[Dataset entries]

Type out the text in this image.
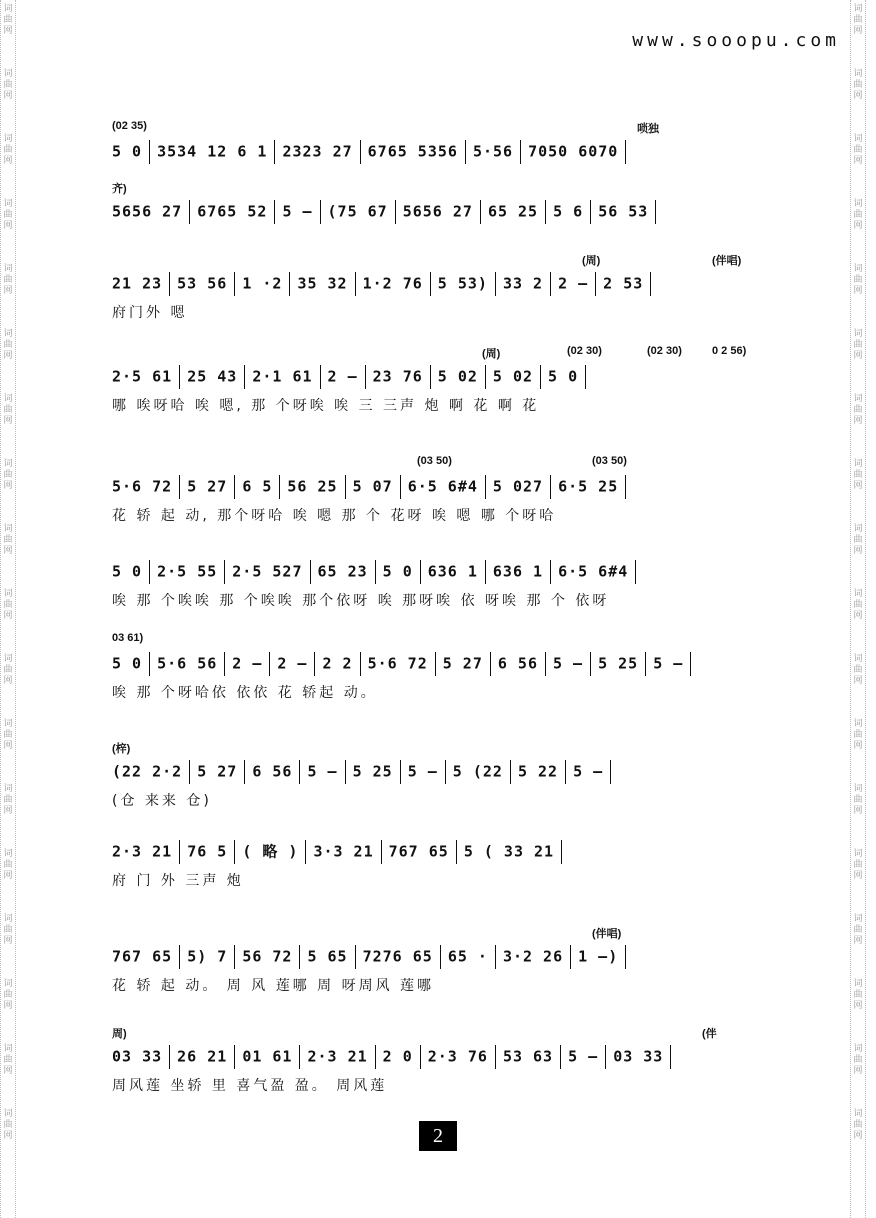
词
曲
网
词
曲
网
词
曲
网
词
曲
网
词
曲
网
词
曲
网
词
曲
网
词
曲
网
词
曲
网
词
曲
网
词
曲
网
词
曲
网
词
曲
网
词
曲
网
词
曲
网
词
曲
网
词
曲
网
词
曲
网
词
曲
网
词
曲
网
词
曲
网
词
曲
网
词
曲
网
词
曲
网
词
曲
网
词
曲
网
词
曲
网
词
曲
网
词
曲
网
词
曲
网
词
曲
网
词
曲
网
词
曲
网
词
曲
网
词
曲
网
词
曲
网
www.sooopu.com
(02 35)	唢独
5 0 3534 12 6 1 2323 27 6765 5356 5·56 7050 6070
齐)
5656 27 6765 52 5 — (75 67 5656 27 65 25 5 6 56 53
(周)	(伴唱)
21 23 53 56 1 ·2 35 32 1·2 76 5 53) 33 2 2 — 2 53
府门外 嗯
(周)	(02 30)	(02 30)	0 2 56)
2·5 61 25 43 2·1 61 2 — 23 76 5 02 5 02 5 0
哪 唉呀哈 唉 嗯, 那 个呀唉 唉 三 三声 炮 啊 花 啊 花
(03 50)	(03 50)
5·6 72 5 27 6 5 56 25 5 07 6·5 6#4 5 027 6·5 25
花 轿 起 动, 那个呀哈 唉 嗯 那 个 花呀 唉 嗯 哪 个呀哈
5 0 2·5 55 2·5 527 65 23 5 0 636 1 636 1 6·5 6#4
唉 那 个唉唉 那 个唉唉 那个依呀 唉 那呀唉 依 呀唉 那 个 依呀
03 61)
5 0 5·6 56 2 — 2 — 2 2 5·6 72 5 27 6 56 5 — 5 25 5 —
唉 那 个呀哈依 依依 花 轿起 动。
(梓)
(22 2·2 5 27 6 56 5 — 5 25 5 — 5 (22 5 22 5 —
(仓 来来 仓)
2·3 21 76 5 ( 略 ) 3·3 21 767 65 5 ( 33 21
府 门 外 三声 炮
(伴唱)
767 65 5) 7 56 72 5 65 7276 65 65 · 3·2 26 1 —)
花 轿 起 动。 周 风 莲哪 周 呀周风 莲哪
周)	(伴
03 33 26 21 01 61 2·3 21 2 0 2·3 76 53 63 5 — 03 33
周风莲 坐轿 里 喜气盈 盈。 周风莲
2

--

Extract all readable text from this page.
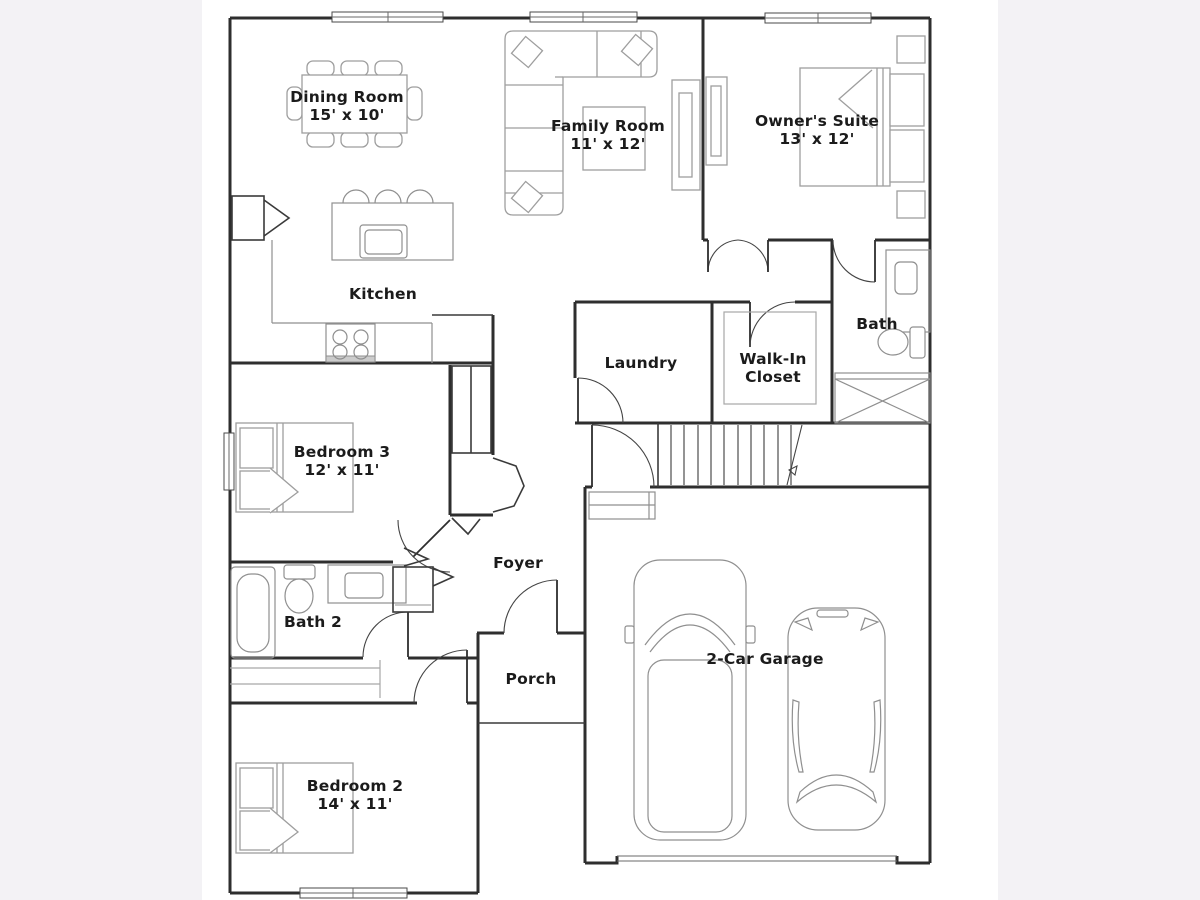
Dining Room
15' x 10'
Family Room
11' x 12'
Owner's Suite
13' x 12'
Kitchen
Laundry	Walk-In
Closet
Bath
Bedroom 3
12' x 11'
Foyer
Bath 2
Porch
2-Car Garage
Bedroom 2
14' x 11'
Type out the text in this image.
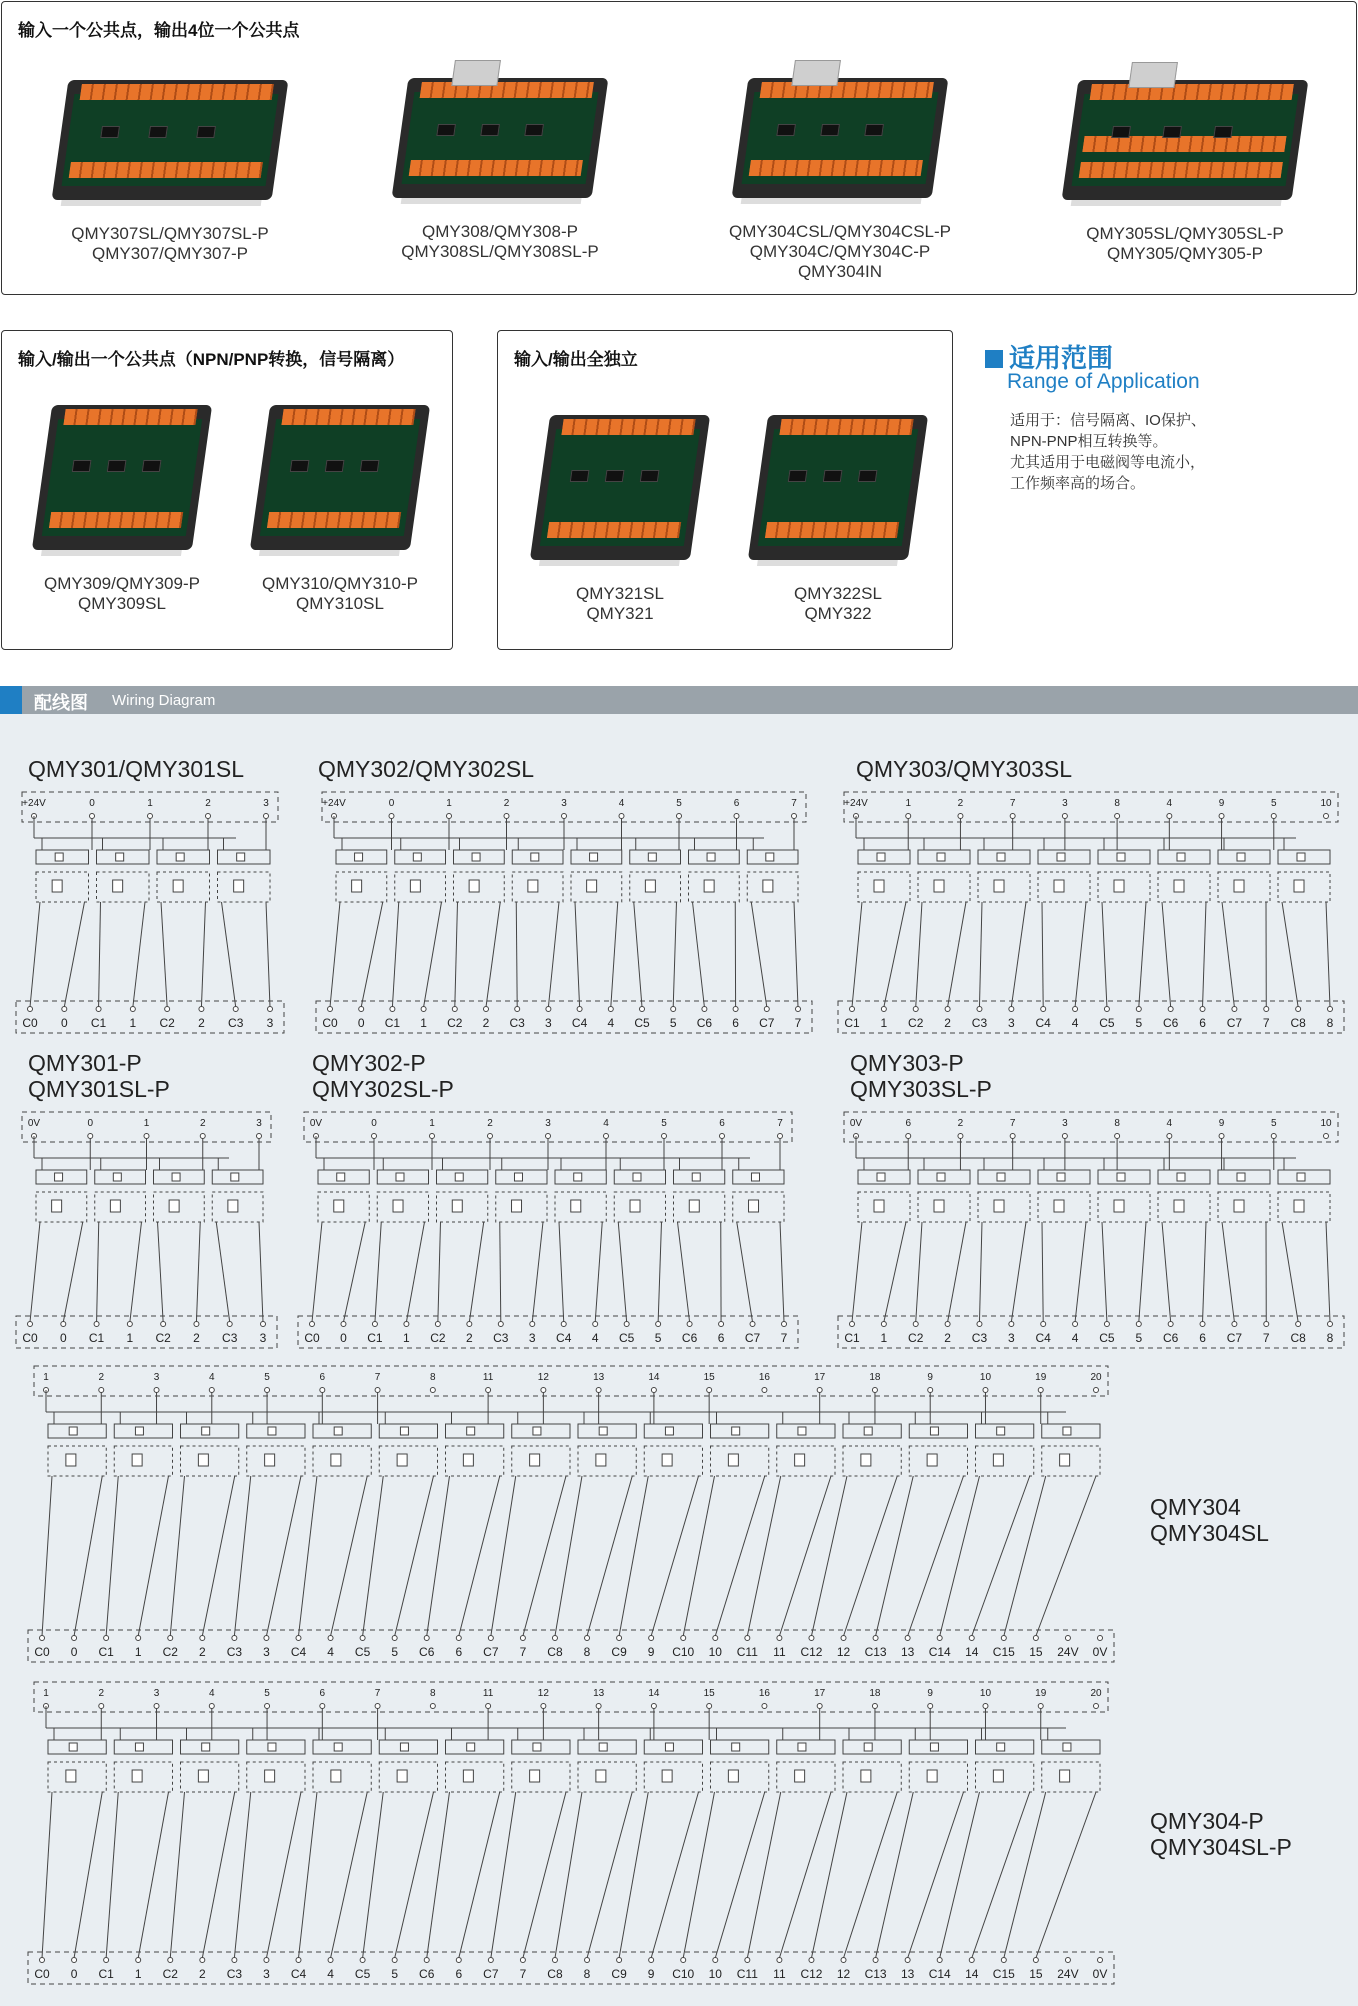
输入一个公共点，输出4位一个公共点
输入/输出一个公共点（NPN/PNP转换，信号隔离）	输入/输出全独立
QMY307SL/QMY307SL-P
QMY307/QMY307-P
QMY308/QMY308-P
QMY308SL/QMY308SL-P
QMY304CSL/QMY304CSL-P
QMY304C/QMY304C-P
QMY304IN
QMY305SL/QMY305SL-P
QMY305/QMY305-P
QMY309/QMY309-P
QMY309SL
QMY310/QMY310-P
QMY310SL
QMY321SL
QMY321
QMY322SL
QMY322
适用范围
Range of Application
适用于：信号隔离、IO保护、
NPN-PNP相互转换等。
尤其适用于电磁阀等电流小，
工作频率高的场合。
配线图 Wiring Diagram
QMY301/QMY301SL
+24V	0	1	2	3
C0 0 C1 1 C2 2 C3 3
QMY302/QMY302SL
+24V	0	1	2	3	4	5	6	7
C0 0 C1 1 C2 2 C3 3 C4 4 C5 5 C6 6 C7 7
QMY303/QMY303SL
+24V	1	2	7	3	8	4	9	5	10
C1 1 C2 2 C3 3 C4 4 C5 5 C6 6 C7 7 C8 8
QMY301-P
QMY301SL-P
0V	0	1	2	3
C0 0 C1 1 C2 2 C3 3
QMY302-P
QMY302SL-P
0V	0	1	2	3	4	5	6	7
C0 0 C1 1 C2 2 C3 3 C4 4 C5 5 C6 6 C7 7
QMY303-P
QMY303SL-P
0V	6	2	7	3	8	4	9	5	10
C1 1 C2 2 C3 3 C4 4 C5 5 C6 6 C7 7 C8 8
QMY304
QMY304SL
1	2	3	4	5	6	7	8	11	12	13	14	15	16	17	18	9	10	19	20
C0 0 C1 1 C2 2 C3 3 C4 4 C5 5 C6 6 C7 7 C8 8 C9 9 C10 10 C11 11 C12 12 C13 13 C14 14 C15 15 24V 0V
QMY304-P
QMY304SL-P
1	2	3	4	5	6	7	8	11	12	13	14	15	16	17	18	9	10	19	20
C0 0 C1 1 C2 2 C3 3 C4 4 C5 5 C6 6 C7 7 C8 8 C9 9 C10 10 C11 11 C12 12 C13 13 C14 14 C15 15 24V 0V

■ **TASK DETAILS**: Scan the data above and copy every line with "信号隔离" in it.

■ **TASK RESULT**:
输入/输出一个公共点（NPN/PNP转换，信号隔离）	输入/输出全独立
适用于：信号隔离、IO保护、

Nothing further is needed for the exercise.